§ **Source material**
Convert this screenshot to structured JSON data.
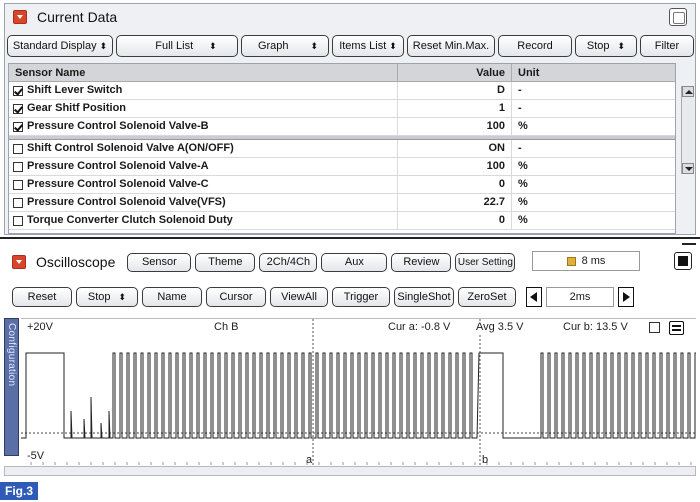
{
  "current_data": {
    "title": "Current Data",
    "toolbar": {
      "standard_display": "Standard Display",
      "full_list": "Full List",
      "graph": "Graph",
      "items_list": "Items List",
      "reset_minmax": "Reset Min.Max.",
      "record": "Record",
      "stop": "Stop",
      "filter": "Filter"
    },
    "columns": {
      "name": "Sensor Name",
      "value": "Value",
      "unit": "Unit"
    },
    "rows": [
      {
        "name": "Shift Lever Switch",
        "value": "D",
        "unit": "-",
        "checked": true
      },
      {
        "name": "Gear Shitf Position",
        "value": "1",
        "unit": "-",
        "checked": true
      },
      {
        "name": "Pressure Control Solenoid Valve-B",
        "value": "100",
        "unit": "%",
        "checked": true
      },
      {
        "name": "Shift Control Solenoid Valve A(ON/OFF)",
        "value": "ON",
        "unit": "-",
        "checked": false
      },
      {
        "name": "Pressure Control Solenoid Valve-A",
        "value": "100",
        "unit": "%",
        "checked": false
      },
      {
        "name": "Pressure Control Solenoid Valve-C",
        "value": "0",
        "unit": "%",
        "checked": false
      },
      {
        "name": "Pressure Control Solenoid Valve(VFS)",
        "value": "22.7",
        "unit": "%",
        "checked": false
      },
      {
        "name": "Torque Converter Clutch Solenoid Duty",
        "value": "0",
        "unit": "%",
        "checked": false
      }
    ]
  },
  "oscilloscope": {
    "title": "Oscilloscope",
    "header_buttons": {
      "sensor": "Sensor",
      "theme": "Theme",
      "ch": "2Ch/4Ch",
      "aux": "Aux",
      "review": "Review",
      "user_setting": "User Setting"
    },
    "sample_time": "8 ms",
    "toolbar": {
      "reset": "Reset",
      "stop": "Stop",
      "name": "Name",
      "cursor": "Cursor",
      "view_all": "ViewAll",
      "trigger": "Trigger",
      "single_shot": "SingleShot",
      "zero_set": "ZeroSet",
      "time_div": "2ms"
    },
    "side_tab": "Configuration",
    "scope": {
      "top_label": "+20V",
      "bottom_label": "-5V",
      "channel": "Ch B",
      "cursor_a": "Cur a: -0.8 V",
      "avg": "Avg  3.5 V",
      "cursor_b": "Cur b: 13.5 V",
      "marker_a": "a",
      "marker_b": "b"
    }
  },
  "figure_label": "Fig.3"
}
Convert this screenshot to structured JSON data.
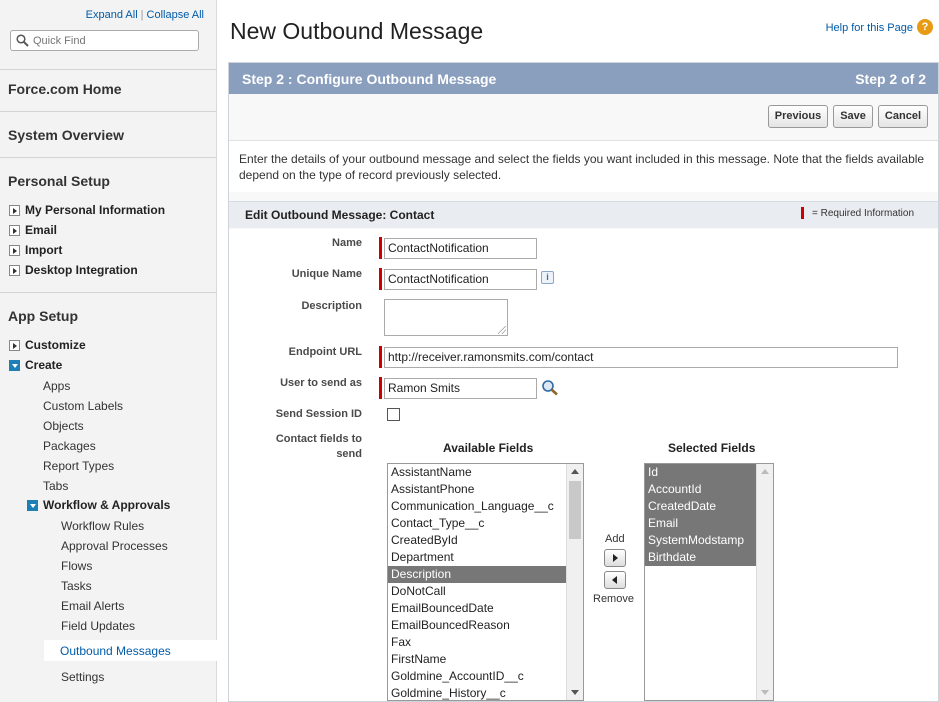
{
  "sidebar": {
    "expand_all": "Expand All",
    "separator": "|",
    "collapse_all": "Collapse All",
    "quick_find_placeholder": "Quick Find",
    "force_home": "Force.com Home",
    "system_overview": "System Overview",
    "personal_setup": {
      "title": "Personal Setup",
      "items": [
        "My Personal Information",
        "Email",
        "Import",
        "Desktop Integration"
      ]
    },
    "app_setup": {
      "title": "App Setup",
      "customize": "Customize",
      "create": "Create",
      "create_items": [
        "Apps",
        "Custom Labels",
        "Objects",
        "Packages",
        "Report Types",
        "Tabs"
      ],
      "workflow": "Workflow & Approvals",
      "workflow_items": [
        "Workflow Rules",
        "Approval Processes",
        "Flows",
        "Tasks",
        "Email Alerts",
        "Field Updates",
        "Outbound Messages"
      ],
      "settings": "Settings"
    }
  },
  "header": {
    "title": "New Outbound Message",
    "help_link": "Help for this Page",
    "help_icon": "?"
  },
  "step": {
    "left": "Step 2 : Configure Outbound Message",
    "right": "Step 2 of 2"
  },
  "buttons": {
    "previous": "Previous",
    "save": "Save",
    "cancel": "Cancel"
  },
  "intro": "Enter the details of your outbound message and select the fields you want included in this message. Note that the fields available depend on the type of record previously selected.",
  "section": {
    "title": "Edit Outbound Message: Contact",
    "required_info": "= Required Information"
  },
  "form": {
    "name_label": "Name",
    "name_value": "ContactNotification",
    "unique_name_label": "Unique Name",
    "unique_name_value": "ContactNotification",
    "info_icon": "i",
    "description_label": "Description",
    "description_value": "",
    "endpoint_label": "Endpoint URL",
    "endpoint_value": "http://receiver.ramonsmits.com/contact",
    "user_label": "User to send as",
    "user_value": "Ramon Smits",
    "session_label": "Send Session ID",
    "session_checked": false,
    "fields_label_1": "Contact fields to",
    "fields_label_2": "send"
  },
  "available": {
    "title": "Available Fields",
    "items": [
      "AssistantName",
      "AssistantPhone",
      "Communication_Language__c",
      "Contact_Type__c",
      "CreatedById",
      "Department",
      "Description",
      "DoNotCall",
      "EmailBouncedDate",
      "EmailBouncedReason",
      "Fax",
      "FirstName",
      "Goldmine_AccountID__c",
      "Goldmine_History__c"
    ],
    "highlighted": "Description"
  },
  "selected": {
    "title": "Selected Fields",
    "items": [
      "Id",
      "AccountId",
      "CreatedDate",
      "Email",
      "SystemModstamp",
      "Birthdate"
    ]
  },
  "mover": {
    "add": "Add",
    "remove": "Remove"
  },
  "colors": {
    "step_bar": "#8a9ebe",
    "required": "#cc0000",
    "link": "#015ba7",
    "selected_item": "#777777"
  }
}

§ **What you will do**
Make a word-for-word copy of the entries, without any pictures.

§ **Result for this exercise**
Convert this screenshot to structured JSON data.
{
  "current_data": {
    "title": "Current Data",
    "toolbar": {
      "standard_display": "Standard Display",
      "full_list": "Full List",
      "graph": "Graph",
      "items_list": "Items List",
      "reset_minmax": "Reset Min.Max.",
      "record": "Record",
      "stop": "Stop",
      "filter": "Filter"
    },
    "columns": {
      "name": "Sensor Name",
      "value": "Value",
      "unit": "Unit"
    },
    "rows": [
      {
        "name": "Shift Lever Switch",
        "value": "D",
        "unit": "-",
        "checked": true
      },
      {
        "name": "Gear Shitf Position",
        "value": "1",
        "unit": "-",
        "checked": true
      },
      {
        "name": "Pressure Control Solenoid Valve-B",
        "value": "100",
        "unit": "%",
        "checked": true
      },
      {
        "name": "Shift Control Solenoid Valve A(ON/OFF)",
        "value": "ON",
        "unit": "-",
        "checked": false
      },
      {
        "name": "Pressure Control Solenoid Valve-A",
        "value": "100",
        "unit": "%",
        "checked": false
      },
      {
        "name": "Pressure Control Solenoid Valve-C",
        "value": "0",
        "unit": "%",
        "checked": false
      },
      {
        "name": "Pressure Control Solenoid Valve(VFS)",
        "value": "22.7",
        "unit": "%",
        "checked": false
      },
      {
        "name": "Torque Converter Clutch Solenoid Duty",
        "value": "0",
        "unit": "%",
        "checked": false
      }
    ]
  },
  "oscilloscope": {
    "title": "Oscilloscope",
    "header_buttons": {
      "sensor": "Sensor",
      "theme": "Theme",
      "ch": "2Ch/4Ch",
      "aux": "Aux",
      "review": "Review",
      "user_setting": "User Setting"
    },
    "sample_time": "8 ms",
    "toolbar": {
      "reset": "Reset",
      "stop": "Stop",
      "name": "Name",
      "cursor": "Cursor",
      "view_all": "ViewAll",
      "trigger": "Trigger",
      "single_shot": "SingleShot",
      "zero_set": "ZeroSet",
      "time_div": "2ms"
    },
    "side_tab": "Configuration",
    "scope": {
      "top_label": "+20V",
      "bottom_label": "-5V",
      "channel": "Ch B",
      "cursor_a": "Cur a: -0.8 V",
      "avg": "Avg  3.5 V",
      "cursor_b": "Cur b: 13.5 V",
      "marker_a": "a",
      "marker_b": "b"
    }
  },
  "figure_label": "Fig.3"
}
Convert this screenshot to structured JSON data.
{
  "sidebar": {
    "expand_all": "Expand All",
    "separator": "|",
    "collapse_all": "Collapse All",
    "quick_find_placeholder": "Quick Find",
    "force_home": "Force.com Home",
    "system_overview": "System Overview",
    "personal_setup": {
      "title": "Personal Setup",
      "items": [
        "My Personal Information",
        "Email",
        "Import",
        "Desktop Integration"
      ]
    },
    "app_setup": {
      "title": "App Setup",
      "customize": "Customize",
      "create": "Create",
      "create_items": [
        "Apps",
        "Custom Labels",
        "Objects",
        "Packages",
        "Report Types",
        "Tabs"
      ],
      "workflow": "Workflow & Approvals",
      "workflow_items": [
        "Workflow Rules",
        "Approval Processes",
        "Flows",
        "Tasks",
        "Email Alerts",
        "Field Updates",
        "Outbound Messages"
      ],
      "settings": "Settings"
    }
  },
  "header": {
    "title": "New Outbound Message",
    "help_link": "Help for this Page",
    "help_icon": "?"
  },
  "step": {
    "left": "Step 2 : Configure Outbound Message",
    "right": "Step 2 of 2"
  },
  "buttons": {
    "previous": "Previous",
    "save": "Save",
    "cancel": "Cancel"
  },
  "intro": "Enter the details of your outbound message and select the fields you want included in this message. Note that the fields available depend on the type of record previously selected.",
  "section": {
    "title": "Edit Outbound Message: Contact",
    "required_info": "= Required Information"
  },
  "form": {
    "name_label": "Name",
    "name_value": "ContactNotification",
    "unique_name_label": "Unique Name",
    "unique_name_value": "ContactNotification",
    "info_icon": "i",
    "description_label": "Description",
    "description_value": "",
    "endpoint_label": "Endpoint URL",
    "endpoint_value": "http://receiver.ramonsmits.com/contact",
    "user_label": "User to send as",
    "user_value": "Ramon Smits",
    "session_label": "Send Session ID",
    "session_checked": false,
    "fields_label_1": "Contact fields to",
    "fields_label_2": "send"
  },
  "available": {
    "title": "Available Fields",
    "items": [
      "AssistantName",
      "AssistantPhone",
      "Communication_Language__c",
      "Contact_Type__c",
      "CreatedById",
      "Department",
      "Description",
      "DoNotCall",
      "EmailBouncedDate",
      "EmailBouncedReason",
      "Fax",
      "FirstName",
      "Goldmine_AccountID__c",
      "Goldmine_History__c"
    ],
    "highlighted": "Description"
  },
  "selected": {
    "title": "Selected Fields",
    "items": [
      "Id",
      "AccountId",
      "CreatedDate",
      "Email",
      "SystemModstamp",
      "Birthdate"
    ]
  },
  "mover": {
    "add": "Add",
    "remove": "Remove"
  },
  "colors": {
    "step_bar": "#8a9ebe",
    "required": "#cc0000",
    "link": "#015ba7",
    "selected_item": "#777777"
  }
}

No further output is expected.